##### Records for the exercise #####
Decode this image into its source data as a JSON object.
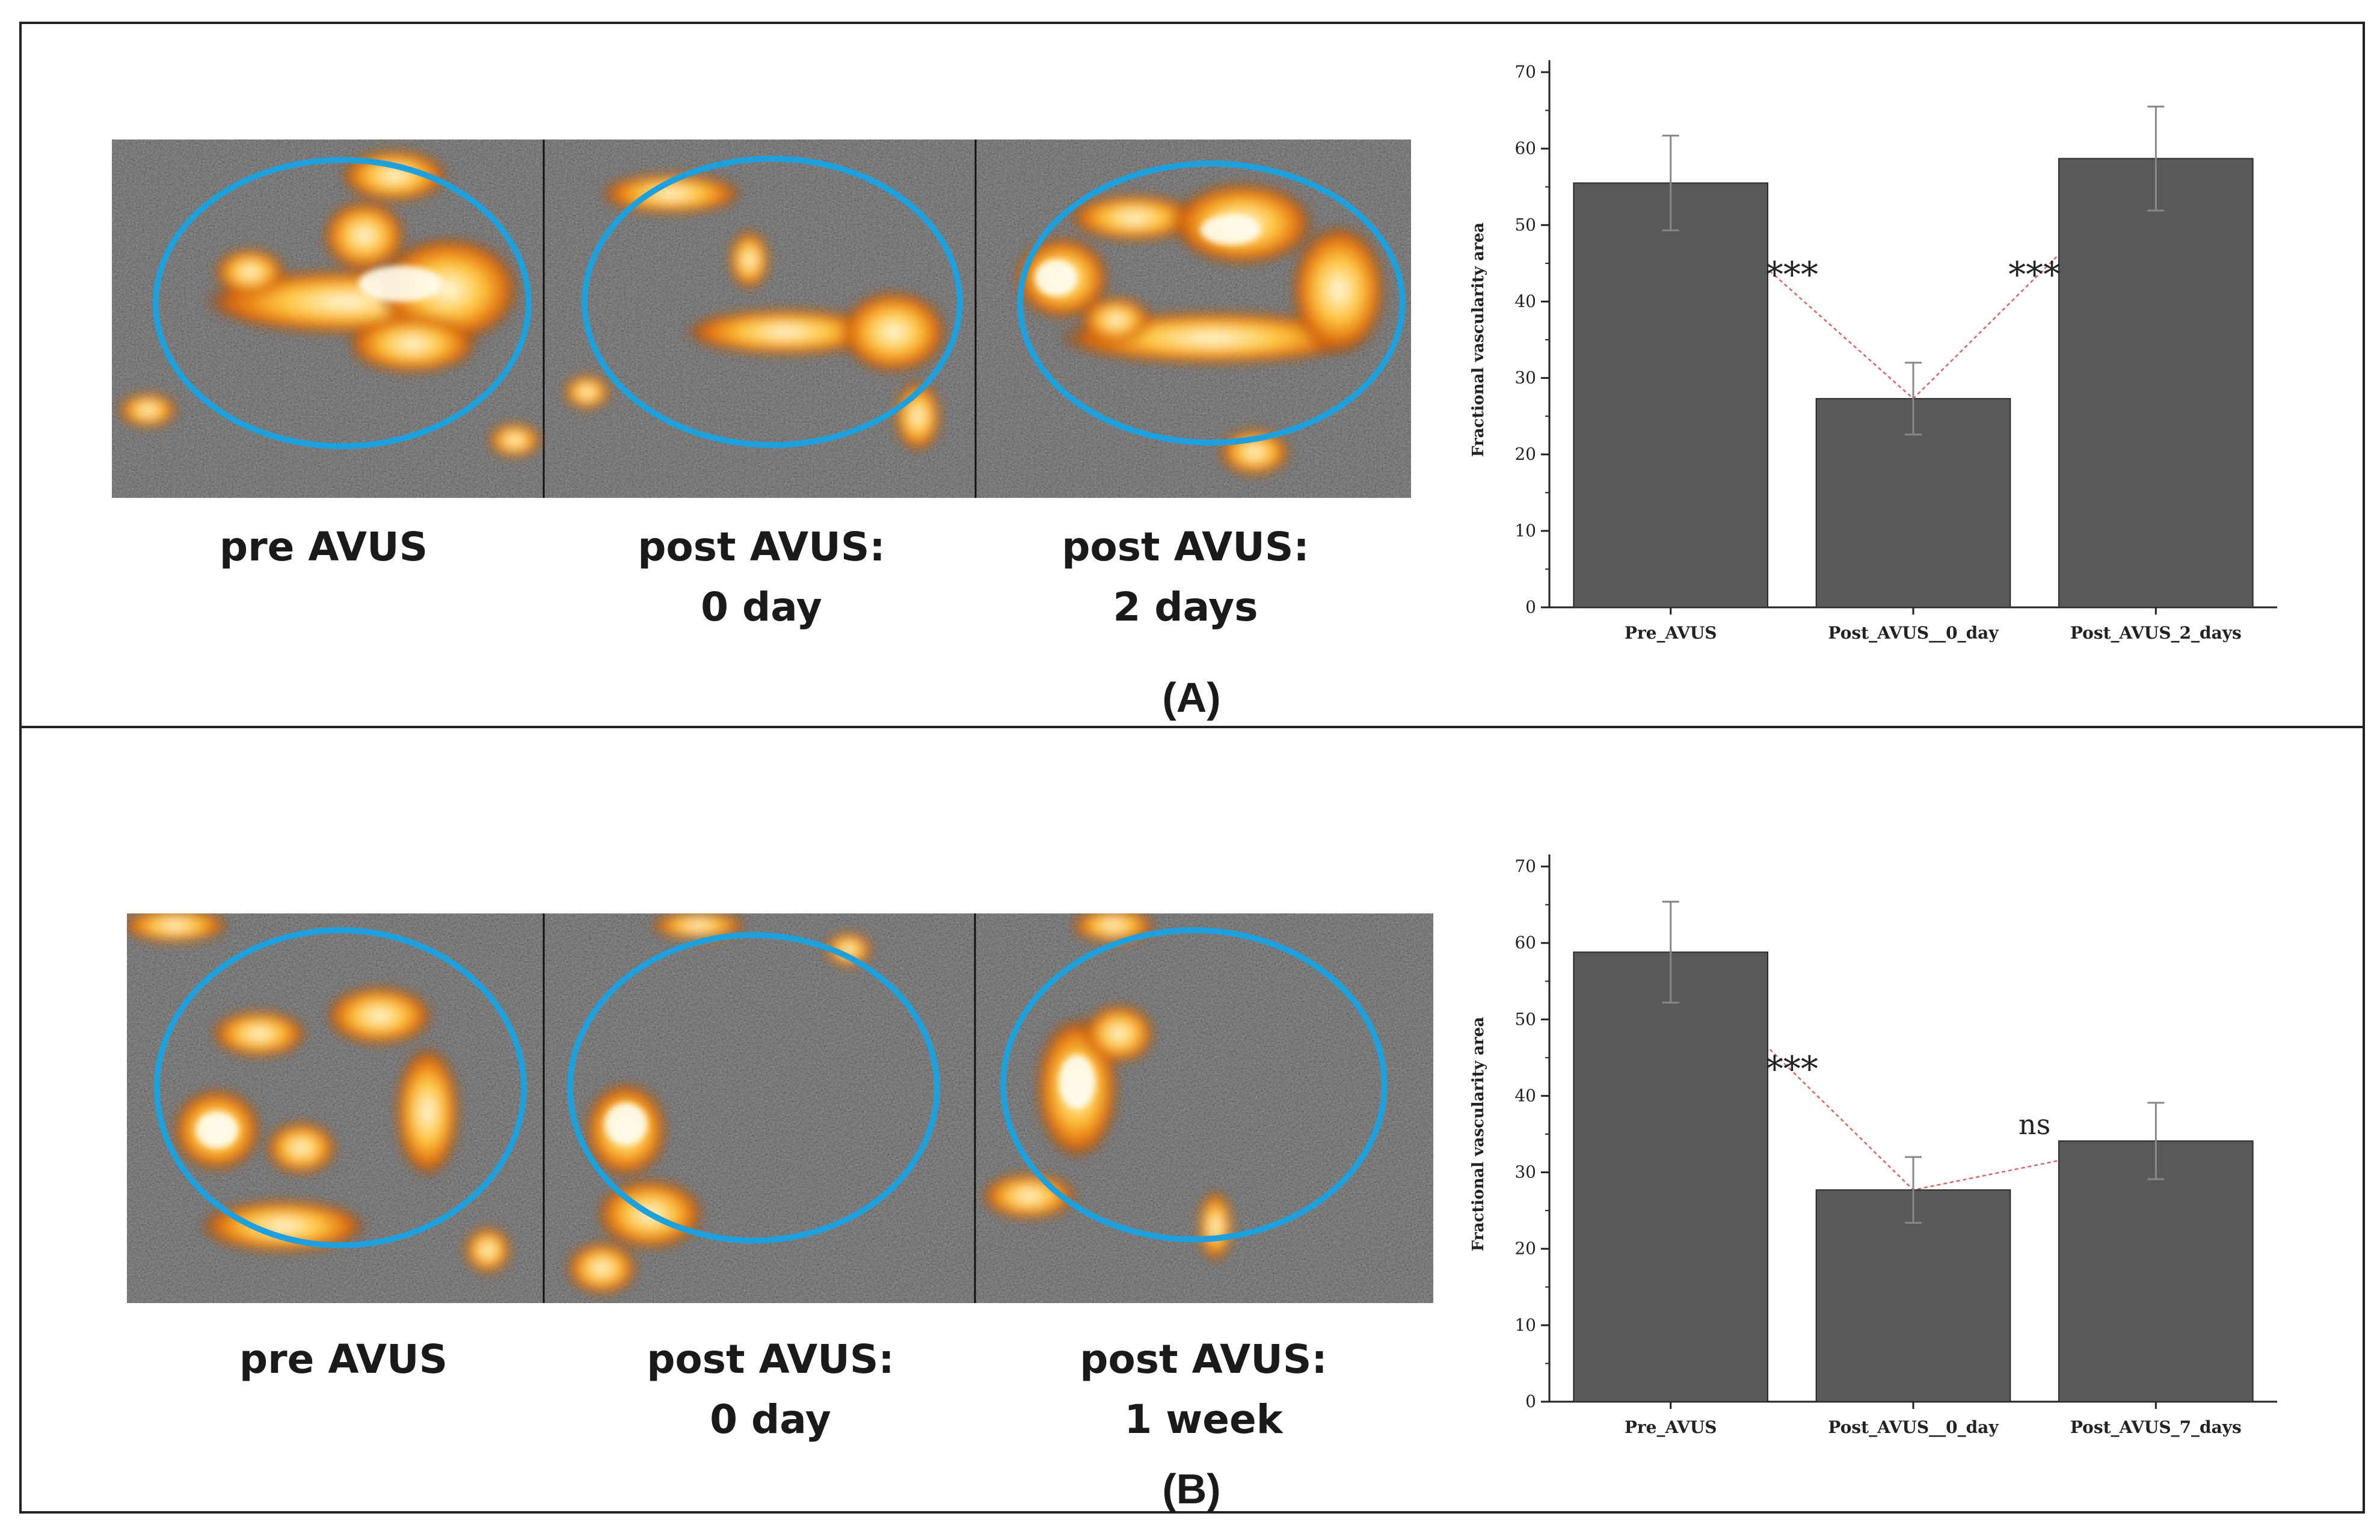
{
  "panels": [
    {
      "label": "(A)",
      "captions": [
        {
          "line1": "pre AVUS",
          "line2": ""
        },
        {
          "line1": "post AVUS:",
          "line2": "0 day"
        },
        {
          "line1": "post AVUS:",
          "line2": "2 days"
        }
      ]
    },
    {
      "label": "(B)",
      "captions": [
        {
          "line1": "pre AVUS",
          "line2": ""
        },
        {
          "line1": "post AVUS:",
          "line2": "0 day"
        },
        {
          "line1": "post AVUS:",
          "line2": "1 week"
        }
      ]
    }
  ],
  "colors": {
    "bar": "#595959",
    "bar_stroke": "#2b2b2b",
    "trend": "#e06060",
    "roi": "#1ea0dc",
    "hot": "#ff9a1a"
  },
  "chart_data": [
    {
      "type": "bar",
      "title": "",
      "xlabel": "",
      "ylabel": "Fractional vascularity area",
      "ylim": [
        0,
        70
      ],
      "yticks": [
        "0",
        "10",
        "20",
        "30",
        "40",
        "50",
        "60",
        "70"
      ],
      "categories": [
        "Pre_AVUS",
        "Post_AVUS__0_day",
        "Post_AVUS_2_days"
      ],
      "values": [
        55.5,
        27.3,
        58.7
      ],
      "error": [
        6.2,
        4.7,
        6.8
      ],
      "annotations": [
        {
          "text": "***",
          "between": [
            0,
            1
          ],
          "y": 44
        },
        {
          "text": "***",
          "between": [
            1,
            2
          ],
          "y": 44
        }
      ]
    },
    {
      "type": "bar",
      "title": "",
      "xlabel": "",
      "ylabel": "Fractional vascularity area",
      "ylim": [
        0,
        70
      ],
      "yticks": [
        "0",
        "10",
        "20",
        "30",
        "40",
        "50",
        "60",
        "70"
      ],
      "categories": [
        "Pre_AVUS",
        "Post_AVUS__0_day",
        "Post_AVUS_7_days"
      ],
      "values": [
        58.8,
        27.7,
        34.1
      ],
      "error": [
        6.6,
        4.3,
        5.0
      ],
      "annotations": [
        {
          "text": "***",
          "between": [
            0,
            1
          ],
          "y": 44
        },
        {
          "text": "ns",
          "between": [
            1,
            2
          ],
          "y": 35
        }
      ]
    }
  ]
}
#####
**Task description**
Print every entry exactly as written, without the pictures.

**Exercise answer**
Decode this image into its source data as a JSON object.
{
  "panels": [
    {
      "label": "(A)",
      "captions": [
        {
          "line1": "pre AVUS",
          "line2": ""
        },
        {
          "line1": "post AVUS:",
          "line2": "0 day"
        },
        {
          "line1": "post AVUS:",
          "line2": "2 days"
        }
      ]
    },
    {
      "label": "(B)",
      "captions": [
        {
          "line1": "pre AVUS",
          "line2": ""
        },
        {
          "line1": "post AVUS:",
          "line2": "0 day"
        },
        {
          "line1": "post AVUS:",
          "line2": "1 week"
        }
      ]
    }
  ],
  "colors": {
    "bar": "#595959",
    "bar_stroke": "#2b2b2b",
    "trend": "#e06060",
    "roi": "#1ea0dc",
    "hot": "#ff9a1a"
  },
  "chart_data": [
    {
      "type": "bar",
      "title": "",
      "xlabel": "",
      "ylabel": "Fractional vascularity area",
      "ylim": [
        0,
        70
      ],
      "yticks": [
        "0",
        "10",
        "20",
        "30",
        "40",
        "50",
        "60",
        "70"
      ],
      "categories": [
        "Pre_AVUS",
        "Post_AVUS__0_day",
        "Post_AVUS_2_days"
      ],
      "values": [
        55.5,
        27.3,
        58.7
      ],
      "error": [
        6.2,
        4.7,
        6.8
      ],
      "annotations": [
        {
          "text": "***",
          "between": [
            0,
            1
          ],
          "y": 44
        },
        {
          "text": "***",
          "between": [
            1,
            2
          ],
          "y": 44
        }
      ]
    },
    {
      "type": "bar",
      "title": "",
      "xlabel": "",
      "ylabel": "Fractional vascularity area",
      "ylim": [
        0,
        70
      ],
      "yticks": [
        "0",
        "10",
        "20",
        "30",
        "40",
        "50",
        "60",
        "70"
      ],
      "categories": [
        "Pre_AVUS",
        "Post_AVUS__0_day",
        "Post_AVUS_7_days"
      ],
      "values": [
        58.8,
        27.7,
        34.1
      ],
      "error": [
        6.6,
        4.3,
        5.0
      ],
      "annotations": [
        {
          "text": "***",
          "between": [
            0,
            1
          ],
          "y": 44
        },
        {
          "text": "ns",
          "between": [
            1,
            2
          ],
          "y": 35
        }
      ]
    }
  ]
}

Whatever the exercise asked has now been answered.